Work to be completed: In full and without alteration, give the listing again.
start Dataset content
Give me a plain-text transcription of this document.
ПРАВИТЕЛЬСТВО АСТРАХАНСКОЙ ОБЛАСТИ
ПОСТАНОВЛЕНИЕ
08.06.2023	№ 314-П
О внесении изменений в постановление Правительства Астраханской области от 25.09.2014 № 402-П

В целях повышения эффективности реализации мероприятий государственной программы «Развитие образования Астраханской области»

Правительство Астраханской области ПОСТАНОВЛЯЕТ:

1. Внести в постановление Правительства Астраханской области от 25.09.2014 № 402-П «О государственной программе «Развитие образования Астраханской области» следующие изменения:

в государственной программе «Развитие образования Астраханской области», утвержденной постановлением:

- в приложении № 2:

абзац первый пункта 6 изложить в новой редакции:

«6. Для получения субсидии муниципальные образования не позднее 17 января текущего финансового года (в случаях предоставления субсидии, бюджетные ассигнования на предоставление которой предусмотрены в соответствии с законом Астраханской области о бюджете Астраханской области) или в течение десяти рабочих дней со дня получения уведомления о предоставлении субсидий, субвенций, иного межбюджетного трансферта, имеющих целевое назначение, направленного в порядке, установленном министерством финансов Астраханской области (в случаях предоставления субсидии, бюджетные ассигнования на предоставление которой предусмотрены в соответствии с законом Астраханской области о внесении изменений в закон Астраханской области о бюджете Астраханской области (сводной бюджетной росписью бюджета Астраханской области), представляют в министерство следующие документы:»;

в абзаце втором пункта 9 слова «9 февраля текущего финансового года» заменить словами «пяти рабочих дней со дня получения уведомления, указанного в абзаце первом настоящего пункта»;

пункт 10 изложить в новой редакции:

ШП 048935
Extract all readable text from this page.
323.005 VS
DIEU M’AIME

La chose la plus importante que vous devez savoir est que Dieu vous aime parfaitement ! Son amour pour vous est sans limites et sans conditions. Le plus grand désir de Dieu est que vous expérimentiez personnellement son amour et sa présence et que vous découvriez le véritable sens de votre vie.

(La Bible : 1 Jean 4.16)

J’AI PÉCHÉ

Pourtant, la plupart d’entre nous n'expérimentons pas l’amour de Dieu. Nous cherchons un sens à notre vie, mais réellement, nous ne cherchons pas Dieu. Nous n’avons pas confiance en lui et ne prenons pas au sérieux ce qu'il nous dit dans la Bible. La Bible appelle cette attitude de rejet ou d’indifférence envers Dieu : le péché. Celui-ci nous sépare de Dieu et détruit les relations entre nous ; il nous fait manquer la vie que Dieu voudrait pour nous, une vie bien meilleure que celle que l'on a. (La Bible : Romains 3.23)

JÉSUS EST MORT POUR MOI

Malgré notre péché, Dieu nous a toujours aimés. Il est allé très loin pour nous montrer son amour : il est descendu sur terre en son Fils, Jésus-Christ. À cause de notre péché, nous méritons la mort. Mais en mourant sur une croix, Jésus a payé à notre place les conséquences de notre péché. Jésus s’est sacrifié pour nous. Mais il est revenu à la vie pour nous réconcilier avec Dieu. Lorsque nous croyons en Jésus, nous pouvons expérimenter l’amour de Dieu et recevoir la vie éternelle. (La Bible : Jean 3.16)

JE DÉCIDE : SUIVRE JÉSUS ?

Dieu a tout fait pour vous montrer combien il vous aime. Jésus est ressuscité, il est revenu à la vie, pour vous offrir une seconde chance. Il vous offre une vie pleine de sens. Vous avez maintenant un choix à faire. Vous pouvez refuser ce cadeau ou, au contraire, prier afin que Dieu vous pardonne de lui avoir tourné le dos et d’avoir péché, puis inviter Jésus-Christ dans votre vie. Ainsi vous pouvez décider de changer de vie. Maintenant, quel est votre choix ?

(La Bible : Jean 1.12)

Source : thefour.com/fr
end Dataset content
Result of the task:
Give me a plain-text transcription of this document.
ПРАВИТЕЛЬСТВО АСТРАХАНСКОЙ ОБЛАСТИ
ПОСТАНОВЛЕНИЕ
08.06.2023	№ 314-П
О внесении изменений в постановление Правительства Астраханской области от 25.09.2014 № 402-П

В целях повышения эффективности реализации мероприятий государственной программы «Развитие образования Астраханской области»

Правительство Астраханской области ПОСТАНОВЛЯЕТ:

1. Внести в постановление Правительства Астраханской области от 25.09.2014 № 402-П «О государственной программе «Развитие образования Астраханской области» следующие изменения:

в государственной программе «Развитие образования Астраханской области», утвержденной постановлением:

- в приложении № 2:

абзац первый пункта 6 изложить в новой редакции:

«6. Для получения субсидии муниципальные образования не позднее 17 января текущего финансового года (в случаях предоставления субсидии, бюджетные ассигнования на предоставление которой предусмотрены в соответствии с законом Астраханской области о бюджете Астраханской области) или в течение десяти рабочих дней со дня получения уведомления о предоставлении субсидий, субвенций, иного межбюджетного трансферта, имеющих целевое назначение, направленного в порядке, установленном министерством финансов Астраханской области (в случаях предоставления субсидии, бюджетные ассигнования на предоставление которой предусмотрены в соответствии с законом Астраханской области о внесении изменений в закон Астраханской области о бюджете Астраханской области (сводной бюджетной росписью бюджета Астраханской области), представляют в министерство следующие документы:»;

в абзаце втором пункта 9 слова «9 февраля текущего финансового года» заменить словами «пяти рабочих дней со дня получения уведомления, указанного в абзаце первом настоящего пункта»;

пункт 10 изложить в новой редакции:

ШП 048935
Extract all readable text from this page.
323.005 VS
DIEU M’AIME

La chose la plus importante que vous devez savoir est que Dieu vous aime parfaitement ! Son amour pour vous est sans limites et sans conditions. Le plus grand désir de Dieu est que vous expérimentiez personnellement son amour et sa présence et que vous découvriez le véritable sens de votre vie.

(La Bible : 1 Jean 4.16)

J’AI PÉCHÉ

Pourtant, la plupart d’entre nous n'expérimentons pas l’amour de Dieu. Nous cherchons un sens à notre vie, mais réellement, nous ne cherchons pas Dieu. Nous n’avons pas confiance en lui et ne prenons pas au sérieux ce qu'il nous dit dans la Bible. La Bible appelle cette attitude de rejet ou d’indifférence envers Dieu : le péché. Celui-ci nous sépare de Dieu et détruit les relations entre nous ; il nous fait manquer la vie que Dieu voudrait pour nous, une vie bien meilleure que celle que l'on a. (La Bible : Romains 3.23)

JÉSUS EST MORT POUR MOI

Malgré notre péché, Dieu nous a toujours aimés. Il est allé très loin pour nous montrer son amour : il est descendu sur terre en son Fils, Jésus-Christ. À cause de notre péché, nous méritons la mort. Mais en mourant sur une croix, Jésus a payé à notre place les conséquences de notre péché. Jésus s’est sacrifié pour nous. Mais il est revenu à la vie pour nous réconcilier avec Dieu. Lorsque nous croyons en Jésus, nous pouvons expérimenter l’amour de Dieu et recevoir la vie éternelle. (La Bible : Jean 3.16)

JE DÉCIDE : SUIVRE JÉSUS ?

Dieu a tout fait pour vous montrer combien il vous aime. Jésus est ressuscité, il est revenu à la vie, pour vous offrir une seconde chance. Il vous offre une vie pleine de sens. Vous avez maintenant un choix à faire. Vous pouvez refuser ce cadeau ou, au contraire, prier afin que Dieu vous pardonne de lui avoir tourné le dos et d’avoir péché, puis inviter Jésus-Christ dans votre vie. Ainsi vous pouvez décider de changer de vie. Maintenant, quel est votre choix ?

(La Bible : Jean 1.12)

Source : thefour.com/fr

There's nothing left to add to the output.